* Material supplied:
++++

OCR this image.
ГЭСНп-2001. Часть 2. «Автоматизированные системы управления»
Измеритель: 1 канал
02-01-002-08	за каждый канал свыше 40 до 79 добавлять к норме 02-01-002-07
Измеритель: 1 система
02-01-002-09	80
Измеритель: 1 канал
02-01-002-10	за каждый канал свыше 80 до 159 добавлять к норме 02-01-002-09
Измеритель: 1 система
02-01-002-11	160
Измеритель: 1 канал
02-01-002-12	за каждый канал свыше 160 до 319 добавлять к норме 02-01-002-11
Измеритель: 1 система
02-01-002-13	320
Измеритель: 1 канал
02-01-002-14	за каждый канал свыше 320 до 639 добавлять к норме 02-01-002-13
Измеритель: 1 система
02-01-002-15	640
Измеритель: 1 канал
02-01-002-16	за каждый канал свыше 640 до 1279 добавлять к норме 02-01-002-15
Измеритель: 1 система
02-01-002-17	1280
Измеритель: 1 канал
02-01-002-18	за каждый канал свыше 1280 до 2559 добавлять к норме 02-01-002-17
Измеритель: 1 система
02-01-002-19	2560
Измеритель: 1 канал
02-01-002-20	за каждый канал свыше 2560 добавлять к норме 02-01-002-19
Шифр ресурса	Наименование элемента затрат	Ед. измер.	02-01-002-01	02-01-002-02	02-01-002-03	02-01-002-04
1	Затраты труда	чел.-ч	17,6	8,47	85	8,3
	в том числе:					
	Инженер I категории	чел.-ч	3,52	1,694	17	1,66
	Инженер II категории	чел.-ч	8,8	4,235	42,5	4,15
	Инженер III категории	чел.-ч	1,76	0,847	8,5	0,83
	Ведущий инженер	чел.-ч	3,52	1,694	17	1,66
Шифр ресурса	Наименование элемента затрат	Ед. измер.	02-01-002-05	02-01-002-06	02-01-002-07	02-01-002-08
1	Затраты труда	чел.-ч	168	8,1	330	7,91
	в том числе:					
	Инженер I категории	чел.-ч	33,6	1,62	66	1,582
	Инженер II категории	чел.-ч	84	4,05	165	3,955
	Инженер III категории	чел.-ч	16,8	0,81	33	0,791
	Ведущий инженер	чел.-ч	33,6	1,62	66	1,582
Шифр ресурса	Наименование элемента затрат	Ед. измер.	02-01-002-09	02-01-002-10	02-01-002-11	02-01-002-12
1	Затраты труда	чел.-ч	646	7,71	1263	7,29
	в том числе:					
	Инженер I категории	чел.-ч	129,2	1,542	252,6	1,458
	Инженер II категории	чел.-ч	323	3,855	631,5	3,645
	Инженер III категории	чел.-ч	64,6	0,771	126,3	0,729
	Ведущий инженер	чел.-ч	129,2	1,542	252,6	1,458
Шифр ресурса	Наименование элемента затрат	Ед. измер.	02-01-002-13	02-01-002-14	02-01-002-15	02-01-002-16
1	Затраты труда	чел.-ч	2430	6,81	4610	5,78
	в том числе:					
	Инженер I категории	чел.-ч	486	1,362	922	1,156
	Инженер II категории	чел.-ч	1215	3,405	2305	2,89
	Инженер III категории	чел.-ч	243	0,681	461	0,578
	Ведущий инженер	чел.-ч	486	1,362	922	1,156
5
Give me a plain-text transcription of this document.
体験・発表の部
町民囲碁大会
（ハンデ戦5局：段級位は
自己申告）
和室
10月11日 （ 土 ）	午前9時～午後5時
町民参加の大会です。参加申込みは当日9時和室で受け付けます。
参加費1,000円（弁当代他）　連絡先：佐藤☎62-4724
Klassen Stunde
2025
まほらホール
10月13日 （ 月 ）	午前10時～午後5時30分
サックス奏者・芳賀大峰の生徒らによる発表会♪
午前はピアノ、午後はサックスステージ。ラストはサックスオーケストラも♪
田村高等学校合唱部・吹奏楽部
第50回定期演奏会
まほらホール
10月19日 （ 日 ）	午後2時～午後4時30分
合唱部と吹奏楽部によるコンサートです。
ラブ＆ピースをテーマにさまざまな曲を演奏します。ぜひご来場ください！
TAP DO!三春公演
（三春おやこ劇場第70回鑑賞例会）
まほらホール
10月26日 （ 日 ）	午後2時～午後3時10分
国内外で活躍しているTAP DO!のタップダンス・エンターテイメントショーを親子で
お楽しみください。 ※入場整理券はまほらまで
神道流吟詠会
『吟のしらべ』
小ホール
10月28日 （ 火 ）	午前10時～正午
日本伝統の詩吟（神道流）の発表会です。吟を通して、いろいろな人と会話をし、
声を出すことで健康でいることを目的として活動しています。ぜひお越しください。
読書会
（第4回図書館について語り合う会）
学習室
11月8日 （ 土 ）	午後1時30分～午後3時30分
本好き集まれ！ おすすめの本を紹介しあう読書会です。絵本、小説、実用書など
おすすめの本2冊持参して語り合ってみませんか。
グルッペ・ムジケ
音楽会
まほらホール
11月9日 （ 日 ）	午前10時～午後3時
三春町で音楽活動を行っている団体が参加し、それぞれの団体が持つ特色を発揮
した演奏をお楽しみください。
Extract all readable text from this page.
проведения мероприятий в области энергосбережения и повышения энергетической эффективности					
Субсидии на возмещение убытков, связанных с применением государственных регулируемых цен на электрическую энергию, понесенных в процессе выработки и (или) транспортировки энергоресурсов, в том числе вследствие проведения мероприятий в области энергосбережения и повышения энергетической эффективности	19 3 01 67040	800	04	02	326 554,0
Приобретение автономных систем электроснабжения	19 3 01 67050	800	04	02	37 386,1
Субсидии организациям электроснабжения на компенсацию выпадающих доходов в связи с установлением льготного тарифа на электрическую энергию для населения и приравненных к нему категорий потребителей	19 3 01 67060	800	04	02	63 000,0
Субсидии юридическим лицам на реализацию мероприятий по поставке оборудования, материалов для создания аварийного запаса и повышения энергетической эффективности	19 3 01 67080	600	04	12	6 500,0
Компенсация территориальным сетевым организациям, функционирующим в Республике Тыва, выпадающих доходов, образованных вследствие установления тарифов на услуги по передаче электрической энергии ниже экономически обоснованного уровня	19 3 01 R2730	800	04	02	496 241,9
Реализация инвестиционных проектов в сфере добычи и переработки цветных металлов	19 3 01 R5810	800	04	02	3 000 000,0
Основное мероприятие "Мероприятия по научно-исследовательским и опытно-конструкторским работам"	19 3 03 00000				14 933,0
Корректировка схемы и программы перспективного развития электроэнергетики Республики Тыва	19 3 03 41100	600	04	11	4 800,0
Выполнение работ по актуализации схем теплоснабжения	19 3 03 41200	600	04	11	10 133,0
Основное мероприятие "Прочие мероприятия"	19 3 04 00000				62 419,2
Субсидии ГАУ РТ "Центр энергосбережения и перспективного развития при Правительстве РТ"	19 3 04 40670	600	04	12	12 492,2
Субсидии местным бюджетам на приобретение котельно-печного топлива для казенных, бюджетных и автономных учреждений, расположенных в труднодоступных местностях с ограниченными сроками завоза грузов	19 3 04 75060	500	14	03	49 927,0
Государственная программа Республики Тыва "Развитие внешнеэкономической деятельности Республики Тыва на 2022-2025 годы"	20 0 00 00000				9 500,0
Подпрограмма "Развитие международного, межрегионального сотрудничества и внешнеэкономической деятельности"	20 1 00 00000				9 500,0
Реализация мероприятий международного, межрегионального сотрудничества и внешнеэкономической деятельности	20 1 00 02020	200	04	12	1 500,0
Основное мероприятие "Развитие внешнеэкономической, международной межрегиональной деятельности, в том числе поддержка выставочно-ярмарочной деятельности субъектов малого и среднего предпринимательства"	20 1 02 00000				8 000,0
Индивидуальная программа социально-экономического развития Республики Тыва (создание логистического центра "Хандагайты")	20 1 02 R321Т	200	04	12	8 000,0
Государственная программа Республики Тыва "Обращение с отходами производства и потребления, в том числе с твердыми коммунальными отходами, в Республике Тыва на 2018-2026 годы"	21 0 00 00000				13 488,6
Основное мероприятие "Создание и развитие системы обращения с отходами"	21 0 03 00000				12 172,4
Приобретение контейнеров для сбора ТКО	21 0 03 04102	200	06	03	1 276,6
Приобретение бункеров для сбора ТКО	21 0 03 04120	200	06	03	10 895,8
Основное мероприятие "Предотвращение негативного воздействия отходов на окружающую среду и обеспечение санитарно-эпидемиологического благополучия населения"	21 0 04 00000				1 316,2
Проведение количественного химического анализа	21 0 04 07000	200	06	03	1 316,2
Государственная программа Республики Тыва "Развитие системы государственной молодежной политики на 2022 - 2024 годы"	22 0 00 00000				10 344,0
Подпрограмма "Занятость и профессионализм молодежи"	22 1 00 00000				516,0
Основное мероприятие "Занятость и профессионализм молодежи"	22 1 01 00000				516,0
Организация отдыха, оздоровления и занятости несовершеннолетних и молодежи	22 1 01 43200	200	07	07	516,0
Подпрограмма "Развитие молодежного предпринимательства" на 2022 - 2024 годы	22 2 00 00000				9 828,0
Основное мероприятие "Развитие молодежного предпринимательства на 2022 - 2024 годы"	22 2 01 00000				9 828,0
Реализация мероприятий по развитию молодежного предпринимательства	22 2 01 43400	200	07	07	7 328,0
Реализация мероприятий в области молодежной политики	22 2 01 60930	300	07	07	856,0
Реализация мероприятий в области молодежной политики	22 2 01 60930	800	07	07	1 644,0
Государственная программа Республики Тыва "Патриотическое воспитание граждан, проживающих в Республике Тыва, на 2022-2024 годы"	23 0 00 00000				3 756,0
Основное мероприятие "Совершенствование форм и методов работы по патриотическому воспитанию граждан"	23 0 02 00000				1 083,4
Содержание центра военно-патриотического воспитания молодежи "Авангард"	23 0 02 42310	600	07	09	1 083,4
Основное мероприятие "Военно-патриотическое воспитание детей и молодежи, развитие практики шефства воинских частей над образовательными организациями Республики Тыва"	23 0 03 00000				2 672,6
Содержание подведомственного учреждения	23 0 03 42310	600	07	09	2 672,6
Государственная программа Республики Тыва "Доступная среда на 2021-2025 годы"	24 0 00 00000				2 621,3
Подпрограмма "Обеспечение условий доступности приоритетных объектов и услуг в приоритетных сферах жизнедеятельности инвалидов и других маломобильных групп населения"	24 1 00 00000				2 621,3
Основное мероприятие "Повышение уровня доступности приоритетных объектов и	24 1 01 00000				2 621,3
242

++++

* Exercise instructions: Select, from the listing, all lines that include the word "электроснабжения".

* Result:
Приобретение автономных систем электроснабжения	19 3 01 67050	800	04	02	37 386,1
Субсидии организациям электроснабжения на компенсацию выпадающих доходов в связи с установлением льготного тарифа на электрическую энергию для населения и приравненных к нему категорий потребителей	19 3 01 67060	800	04	02	63 000,0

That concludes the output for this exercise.